## TASK DIRECTIONS:
Lines that hold the word "Dublin" should be located and copied.

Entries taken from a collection
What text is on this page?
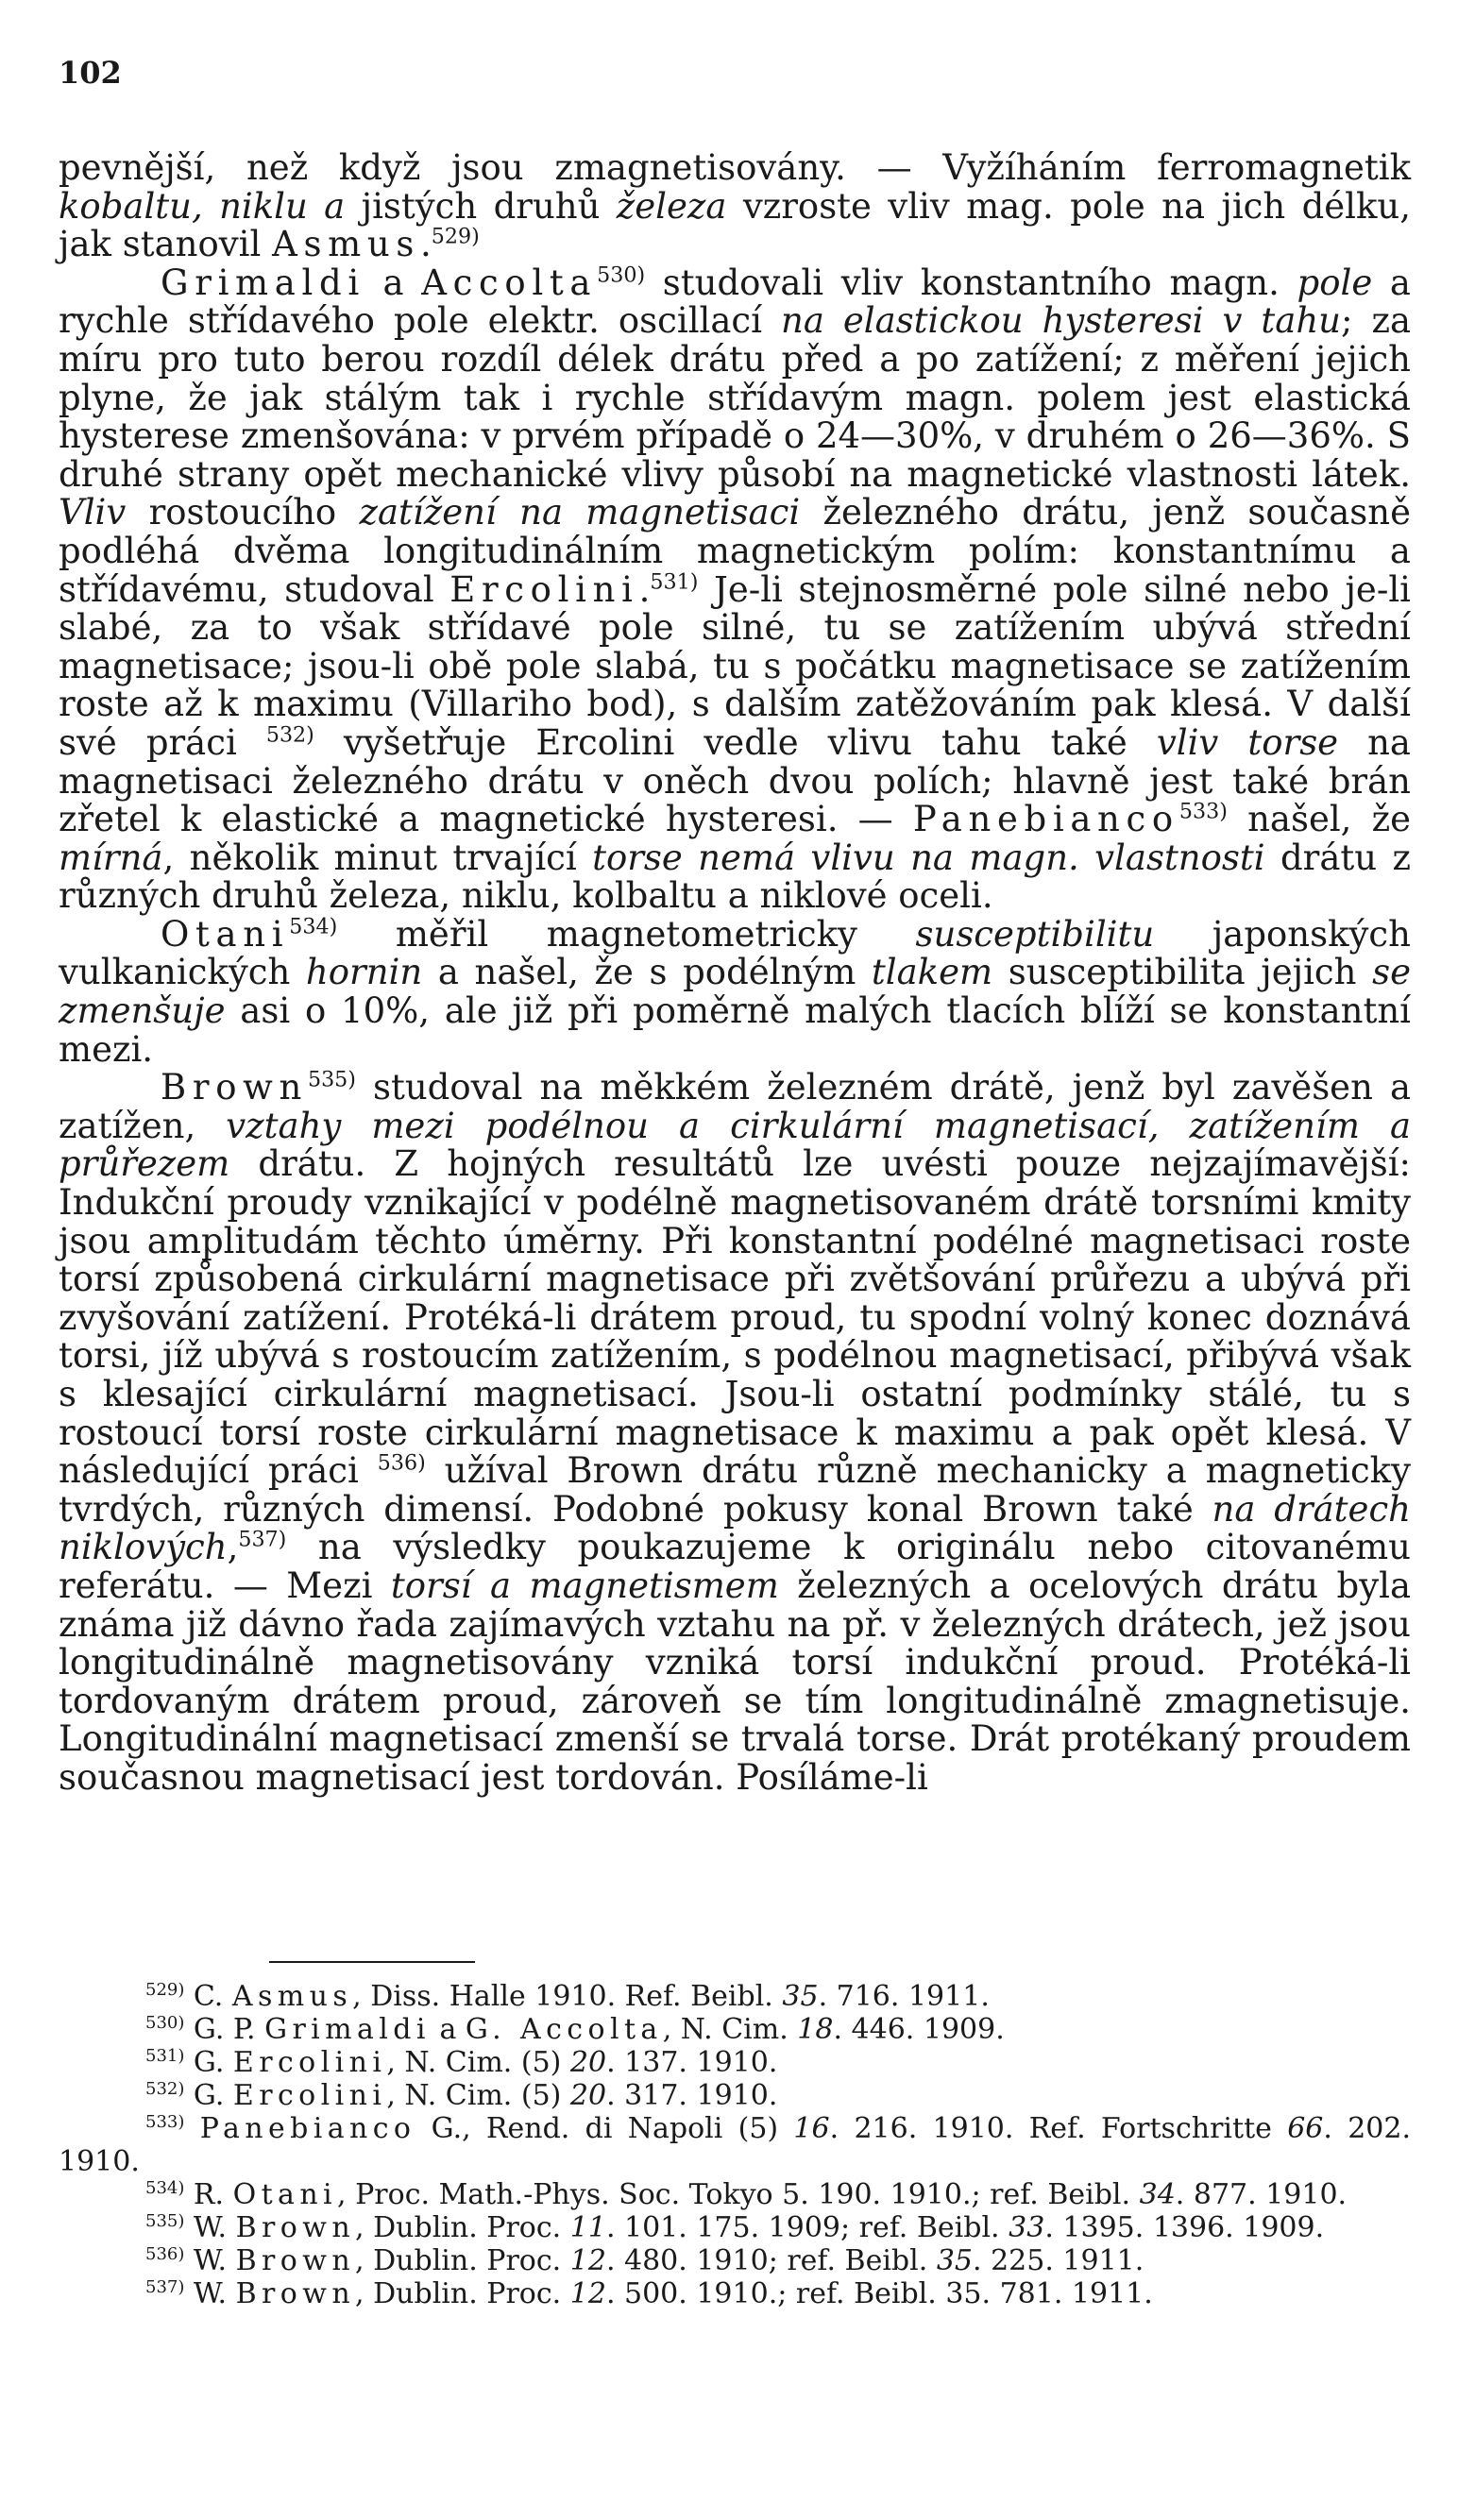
102

pevnější, než když jsou zmagnetisovány. — Vyžíháním ferromagnetik kobaltu, niklu a jistých druhů železa vzroste vliv mag. pole na jich délku, jak stanovil Asmus.$^{529)}$

Grimaldi a Accolta$^{530)}$ studovali vliv konstantního magn. pole a rychle střídavého pole elektr. oscillací na elastickou hysteresi v tahu; za míru pro tuto berou rozdíl délek drátu před a po zatížení; z měření jejich plyne, že jak stálým tak i rychle střídavým magn. polem jest elastická hysterese zmenšována: v prvém případě o 24—30%, v druhém o 26—36%. S druhé strany opět mechanické vlivy působí na magnetické vlastnosti látek. Vliv rostoucího zatížení na magnetisaci železného drátu, jenž současně podléhá dvěma longitudinálním magnetickým polím: konstantnímu a střídavému, studoval Ercolini.$^{531)}$ Je-li stejnosměrné pole silné nebo je-li slabé, za to však střídavé pole silné, tu se zatížením ubývá střední magnetisace; jsou-li obě pole slabá, tu s počátku magnetisace se zatížením roste až k maximu (Villariho bod), s dalším zatěžováním pak klesá. V další své práci $^{532)}$ vyšetřuje Ercolini vedle vlivu tahu také vliv torse na magnetisaci železného drátu v oněch dvou polích; hlavně jest také brán zřetel k elastické a magnetické hysteresi. — Panebianco$^{533)}$ našel, že mírná, několik minut trvající torse nemá vlivu na magn. vlastnosti drátu z různých druhů železa, niklu, kolbaltu a niklové oceli.

Otani$^{534)}$ měřil magnetometricky susceptibilitu japonských vulkanických hornin a našel, že s podélným tlakem susceptibilita jejich se zmenšuje asi o 10%, ale již při poměrně malých tlacích blíží se konstantní mezi.

Brown$^{535)}$ studoval na měkkém železném drátě, jenž byl zavěšen a zatížen, vztahy mezi podélnou a cirkulární magnetisací, zatížením a průřezem drátu. Z hojných resultátů lze uvésti pouze nejzajímavější: Indukční proudy vznikající v podélně magnetisovaném drátě torsními kmity jsou amplitudám těchto úměrny. Při konstantní podélné magnetisaci roste torsí způsobená cirkulární magnetisace při zvětšování průřezu a ubývá při zvyšování zatížení. Protéká-li drátem proud, tu spodní volný konec doznává torsi, jíž ubývá s rostoucím zatížením, s podélnou magnetisací, přibývá však s klesající cirkulární magnetisací. Jsou-li ostatní podmínky stálé, tu s rostoucí torsí roste cirkulární magnetisace k maximu a pak opět klesá. V následující práci $^{536)}$ užíval Brown drátu různě mechanicky a magneticky tvrdých, různých dimensí. Podobné pokusy konal Brown také na drátech niklových,$^{537)}$ na výsledky poukazujeme k originálu nebo citovanému referátu. — Mezi torsí a magnetismem železných a ocelových drátu byla známa již dávno řada zajímavých vztahu na př. v železných drátech, jež jsou longitudinálně magnetisovány vzniká torsí indukční proud. Protéká-li tordovaným drátem proud, zároveň se tím longitudinálně zmagnetisuje. Longitudinální magnetisací zmenší se trvalá torse. Drát protékaný proudem současnou magnetisací jest tordován. Posíláme-li

$^{529)}$ C. Asmus, Diss. Halle 1910. Ref. Beibl. 35. 716. 1911.
$^{530)}$ G. P. Grimaldi a G. Accolta, N. Cim. 18. 446. 1909.
$^{531)}$ G. Ercolini, N. Cim. (5) 20. 137. 1910.
$^{532)}$ G. Ercolini, N. Cim. (5) 20. 317. 1910.
$^{533)}$ Panebianco G., Rend. di Napoli (5) 16. 216. 1910. Ref. Fortschritte 66. 202. 1910.
$^{534)}$ R. Otani, Proc. Math.-Phys. Soc. Tokyo 5. 190. 1910.; ref. Beibl. 34. 877. 1910.
$^{535)}$ W. Brown, Dublin. Proc. 11. 101. 175. 1909; ref. Beibl. 33. 1395. 1396. 1909.
$^{536)}$ W. Brown, Dublin. Proc. 12. 480. 1910; ref. Beibl. 35. 225. 1911.
$^{537)}$ W. Brown, Dublin. Proc. 12. 500. 1910.; ref. Beibl. 35. 781. 1911.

## EXERCISE OUTPUT:
$^{535)}$ W. Brown, Dublin. Proc. 11. 101. 175. 1909; ref. Beibl. 33. 1395. 1396. 1909.
$^{536)}$ W. Brown, Dublin. Proc. 12. 480. 1910; ref. Beibl. 35. 225. 1911.
$^{537)}$ W. Brown, Dublin. Proc. 12. 500. 1910.; ref. Beibl. 35. 781. 1911.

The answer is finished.